» EXERCISE GOAL:
Gather all lines with the word "Asset" in them.

[BEGIN EXCERPTED RECORDS]

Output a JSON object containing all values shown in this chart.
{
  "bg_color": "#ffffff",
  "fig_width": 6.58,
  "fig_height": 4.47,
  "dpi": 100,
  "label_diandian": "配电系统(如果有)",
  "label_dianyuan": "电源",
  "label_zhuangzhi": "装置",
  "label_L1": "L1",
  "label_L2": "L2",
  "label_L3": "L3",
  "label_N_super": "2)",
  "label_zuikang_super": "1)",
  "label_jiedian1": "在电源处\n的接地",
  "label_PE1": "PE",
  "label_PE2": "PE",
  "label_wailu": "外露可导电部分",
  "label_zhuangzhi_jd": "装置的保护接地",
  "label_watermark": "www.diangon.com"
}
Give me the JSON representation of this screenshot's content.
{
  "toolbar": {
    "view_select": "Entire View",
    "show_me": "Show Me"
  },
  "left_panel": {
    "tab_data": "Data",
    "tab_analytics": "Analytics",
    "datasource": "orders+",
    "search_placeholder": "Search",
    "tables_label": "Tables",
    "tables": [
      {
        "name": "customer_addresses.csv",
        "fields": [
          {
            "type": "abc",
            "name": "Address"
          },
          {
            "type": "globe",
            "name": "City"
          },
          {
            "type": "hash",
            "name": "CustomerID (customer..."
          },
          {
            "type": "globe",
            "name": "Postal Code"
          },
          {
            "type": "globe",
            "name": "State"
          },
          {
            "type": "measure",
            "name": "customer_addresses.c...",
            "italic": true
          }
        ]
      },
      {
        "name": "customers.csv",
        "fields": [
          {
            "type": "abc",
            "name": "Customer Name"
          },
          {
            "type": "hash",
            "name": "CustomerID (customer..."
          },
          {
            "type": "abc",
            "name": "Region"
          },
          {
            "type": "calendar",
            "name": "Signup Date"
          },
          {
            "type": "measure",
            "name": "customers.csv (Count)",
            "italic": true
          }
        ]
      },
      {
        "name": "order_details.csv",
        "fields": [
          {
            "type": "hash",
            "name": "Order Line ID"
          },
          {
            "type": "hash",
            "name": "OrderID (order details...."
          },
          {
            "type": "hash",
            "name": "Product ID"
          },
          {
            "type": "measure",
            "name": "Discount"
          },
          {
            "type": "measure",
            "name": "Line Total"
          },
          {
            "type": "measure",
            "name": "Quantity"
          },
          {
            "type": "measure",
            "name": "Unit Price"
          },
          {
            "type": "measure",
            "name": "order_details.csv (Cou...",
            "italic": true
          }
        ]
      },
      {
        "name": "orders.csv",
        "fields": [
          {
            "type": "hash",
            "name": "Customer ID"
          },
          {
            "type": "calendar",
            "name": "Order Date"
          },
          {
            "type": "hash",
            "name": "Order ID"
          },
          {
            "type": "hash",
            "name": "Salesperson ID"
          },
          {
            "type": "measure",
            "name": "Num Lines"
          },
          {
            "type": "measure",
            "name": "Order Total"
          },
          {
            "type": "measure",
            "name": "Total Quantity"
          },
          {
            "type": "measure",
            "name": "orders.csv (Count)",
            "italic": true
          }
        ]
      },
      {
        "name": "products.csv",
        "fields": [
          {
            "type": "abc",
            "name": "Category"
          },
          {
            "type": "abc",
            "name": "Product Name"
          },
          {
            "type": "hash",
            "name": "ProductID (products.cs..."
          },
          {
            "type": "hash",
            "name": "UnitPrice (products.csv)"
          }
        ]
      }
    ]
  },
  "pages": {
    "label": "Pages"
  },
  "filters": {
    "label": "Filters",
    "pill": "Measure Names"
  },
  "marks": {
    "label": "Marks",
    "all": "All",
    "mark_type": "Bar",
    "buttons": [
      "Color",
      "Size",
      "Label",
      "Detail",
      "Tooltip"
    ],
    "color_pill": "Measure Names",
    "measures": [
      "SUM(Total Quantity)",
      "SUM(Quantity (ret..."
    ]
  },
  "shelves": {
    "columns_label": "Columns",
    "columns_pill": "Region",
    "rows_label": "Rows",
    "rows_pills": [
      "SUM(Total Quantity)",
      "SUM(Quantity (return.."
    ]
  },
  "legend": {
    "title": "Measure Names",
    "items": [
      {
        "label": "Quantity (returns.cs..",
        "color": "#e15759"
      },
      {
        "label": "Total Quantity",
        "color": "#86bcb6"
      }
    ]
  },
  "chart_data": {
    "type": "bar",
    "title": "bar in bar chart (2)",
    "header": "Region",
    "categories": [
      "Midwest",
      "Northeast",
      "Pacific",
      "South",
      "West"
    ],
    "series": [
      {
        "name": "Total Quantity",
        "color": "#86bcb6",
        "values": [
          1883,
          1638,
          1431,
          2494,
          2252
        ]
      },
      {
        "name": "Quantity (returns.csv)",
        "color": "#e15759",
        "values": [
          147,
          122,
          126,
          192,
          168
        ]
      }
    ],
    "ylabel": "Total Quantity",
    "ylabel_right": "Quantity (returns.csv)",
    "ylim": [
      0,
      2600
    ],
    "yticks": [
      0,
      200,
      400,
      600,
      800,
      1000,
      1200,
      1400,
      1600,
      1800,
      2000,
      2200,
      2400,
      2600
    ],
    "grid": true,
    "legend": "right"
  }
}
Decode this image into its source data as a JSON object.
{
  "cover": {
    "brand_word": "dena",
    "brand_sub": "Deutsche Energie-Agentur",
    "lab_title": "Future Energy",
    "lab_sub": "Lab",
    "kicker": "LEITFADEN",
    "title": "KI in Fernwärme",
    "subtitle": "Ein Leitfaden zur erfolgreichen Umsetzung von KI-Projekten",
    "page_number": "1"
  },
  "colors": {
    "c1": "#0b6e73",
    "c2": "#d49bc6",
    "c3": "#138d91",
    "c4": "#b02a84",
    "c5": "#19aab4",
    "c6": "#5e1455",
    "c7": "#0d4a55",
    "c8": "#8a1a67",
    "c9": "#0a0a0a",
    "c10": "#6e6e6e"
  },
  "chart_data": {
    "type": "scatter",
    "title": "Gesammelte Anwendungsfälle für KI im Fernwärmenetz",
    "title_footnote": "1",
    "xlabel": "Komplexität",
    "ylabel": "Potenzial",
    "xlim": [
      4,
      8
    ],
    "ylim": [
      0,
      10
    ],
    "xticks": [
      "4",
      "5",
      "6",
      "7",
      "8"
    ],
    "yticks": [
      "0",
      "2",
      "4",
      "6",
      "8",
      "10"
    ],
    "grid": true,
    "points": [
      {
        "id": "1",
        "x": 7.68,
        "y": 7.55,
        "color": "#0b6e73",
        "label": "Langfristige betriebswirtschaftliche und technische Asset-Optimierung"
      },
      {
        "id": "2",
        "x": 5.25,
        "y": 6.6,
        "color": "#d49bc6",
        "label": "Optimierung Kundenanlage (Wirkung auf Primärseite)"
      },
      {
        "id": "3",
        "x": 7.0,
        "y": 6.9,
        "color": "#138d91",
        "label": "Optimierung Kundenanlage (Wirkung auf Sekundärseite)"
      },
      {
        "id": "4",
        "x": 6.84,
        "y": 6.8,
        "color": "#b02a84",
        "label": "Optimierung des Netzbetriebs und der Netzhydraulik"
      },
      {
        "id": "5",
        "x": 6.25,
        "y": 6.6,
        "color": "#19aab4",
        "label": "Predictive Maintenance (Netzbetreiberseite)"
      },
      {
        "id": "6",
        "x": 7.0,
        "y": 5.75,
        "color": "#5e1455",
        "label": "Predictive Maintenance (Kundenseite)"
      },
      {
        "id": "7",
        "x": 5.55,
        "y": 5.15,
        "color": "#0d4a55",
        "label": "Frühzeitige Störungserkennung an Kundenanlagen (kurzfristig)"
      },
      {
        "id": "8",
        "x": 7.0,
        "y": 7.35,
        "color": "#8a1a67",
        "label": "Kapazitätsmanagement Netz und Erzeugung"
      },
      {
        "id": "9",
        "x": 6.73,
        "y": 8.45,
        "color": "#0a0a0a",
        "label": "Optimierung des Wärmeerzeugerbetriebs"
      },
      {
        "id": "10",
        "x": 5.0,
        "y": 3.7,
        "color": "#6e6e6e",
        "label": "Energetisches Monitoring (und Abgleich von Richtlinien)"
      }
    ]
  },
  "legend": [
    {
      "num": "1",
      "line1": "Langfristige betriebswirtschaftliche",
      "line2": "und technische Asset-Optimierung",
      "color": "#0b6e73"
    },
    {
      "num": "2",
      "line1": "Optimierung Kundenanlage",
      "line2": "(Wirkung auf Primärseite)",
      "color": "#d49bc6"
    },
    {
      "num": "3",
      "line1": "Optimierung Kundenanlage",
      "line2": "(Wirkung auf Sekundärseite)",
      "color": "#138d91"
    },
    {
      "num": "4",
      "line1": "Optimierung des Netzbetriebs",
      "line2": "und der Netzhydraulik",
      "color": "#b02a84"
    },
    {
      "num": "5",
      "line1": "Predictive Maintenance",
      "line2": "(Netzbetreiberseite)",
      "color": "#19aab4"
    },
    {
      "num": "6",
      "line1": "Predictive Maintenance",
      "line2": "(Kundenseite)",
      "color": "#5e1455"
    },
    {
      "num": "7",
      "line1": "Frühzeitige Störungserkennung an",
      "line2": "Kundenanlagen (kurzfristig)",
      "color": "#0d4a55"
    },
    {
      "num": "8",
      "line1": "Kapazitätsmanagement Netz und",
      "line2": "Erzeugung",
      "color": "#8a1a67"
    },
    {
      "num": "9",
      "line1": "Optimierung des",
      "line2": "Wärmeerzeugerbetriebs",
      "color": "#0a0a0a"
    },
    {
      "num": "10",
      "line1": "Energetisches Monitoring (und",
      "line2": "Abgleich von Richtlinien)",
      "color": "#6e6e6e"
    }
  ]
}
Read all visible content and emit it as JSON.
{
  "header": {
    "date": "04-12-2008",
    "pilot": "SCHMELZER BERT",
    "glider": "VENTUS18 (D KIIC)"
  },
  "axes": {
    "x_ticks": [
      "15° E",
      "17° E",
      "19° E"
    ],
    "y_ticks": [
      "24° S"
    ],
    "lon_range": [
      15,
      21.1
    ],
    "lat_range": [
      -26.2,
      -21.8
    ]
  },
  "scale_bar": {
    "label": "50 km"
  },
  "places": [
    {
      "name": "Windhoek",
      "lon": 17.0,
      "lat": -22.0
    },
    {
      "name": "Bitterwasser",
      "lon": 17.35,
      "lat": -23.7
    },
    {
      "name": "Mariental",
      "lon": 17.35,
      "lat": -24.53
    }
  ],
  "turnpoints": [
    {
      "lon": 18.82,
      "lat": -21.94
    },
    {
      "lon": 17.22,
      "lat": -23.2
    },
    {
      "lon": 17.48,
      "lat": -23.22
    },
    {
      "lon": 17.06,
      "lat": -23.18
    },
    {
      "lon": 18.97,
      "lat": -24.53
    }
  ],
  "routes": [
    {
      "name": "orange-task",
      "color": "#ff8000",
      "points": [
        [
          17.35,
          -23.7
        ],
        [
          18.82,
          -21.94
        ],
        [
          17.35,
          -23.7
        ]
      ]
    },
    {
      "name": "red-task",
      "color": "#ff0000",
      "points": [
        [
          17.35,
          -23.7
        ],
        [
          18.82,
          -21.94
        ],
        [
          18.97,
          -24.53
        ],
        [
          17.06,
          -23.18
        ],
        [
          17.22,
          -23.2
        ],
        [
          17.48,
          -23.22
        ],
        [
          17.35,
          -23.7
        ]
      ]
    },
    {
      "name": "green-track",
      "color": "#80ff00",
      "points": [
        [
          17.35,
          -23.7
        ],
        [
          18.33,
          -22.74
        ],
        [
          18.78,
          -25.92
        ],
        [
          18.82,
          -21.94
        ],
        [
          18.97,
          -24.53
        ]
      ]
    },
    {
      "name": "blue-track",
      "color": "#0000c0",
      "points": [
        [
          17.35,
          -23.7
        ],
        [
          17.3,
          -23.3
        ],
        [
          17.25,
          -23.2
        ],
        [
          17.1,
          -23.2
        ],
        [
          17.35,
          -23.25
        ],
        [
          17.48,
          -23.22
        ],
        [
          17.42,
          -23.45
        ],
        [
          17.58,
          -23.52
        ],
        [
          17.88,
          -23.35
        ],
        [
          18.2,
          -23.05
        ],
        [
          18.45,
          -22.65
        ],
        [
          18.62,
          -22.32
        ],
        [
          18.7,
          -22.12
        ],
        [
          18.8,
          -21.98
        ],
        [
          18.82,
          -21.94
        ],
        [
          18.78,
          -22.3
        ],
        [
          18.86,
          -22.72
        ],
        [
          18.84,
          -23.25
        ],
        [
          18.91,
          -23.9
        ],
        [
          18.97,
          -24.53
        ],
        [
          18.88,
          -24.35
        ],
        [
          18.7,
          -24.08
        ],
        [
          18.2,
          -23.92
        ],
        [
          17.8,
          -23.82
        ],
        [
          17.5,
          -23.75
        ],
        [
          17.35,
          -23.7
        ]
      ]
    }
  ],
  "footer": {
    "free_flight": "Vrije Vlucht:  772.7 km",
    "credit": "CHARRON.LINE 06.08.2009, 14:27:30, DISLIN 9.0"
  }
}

[END EXCERPTED RECORDS]

» RESPONSE BELOW:
        "label": "Langfristige betriebswirtschaftliche und technische Asset-Optimierung"
      "line2": "und technische Asset-Optimierung",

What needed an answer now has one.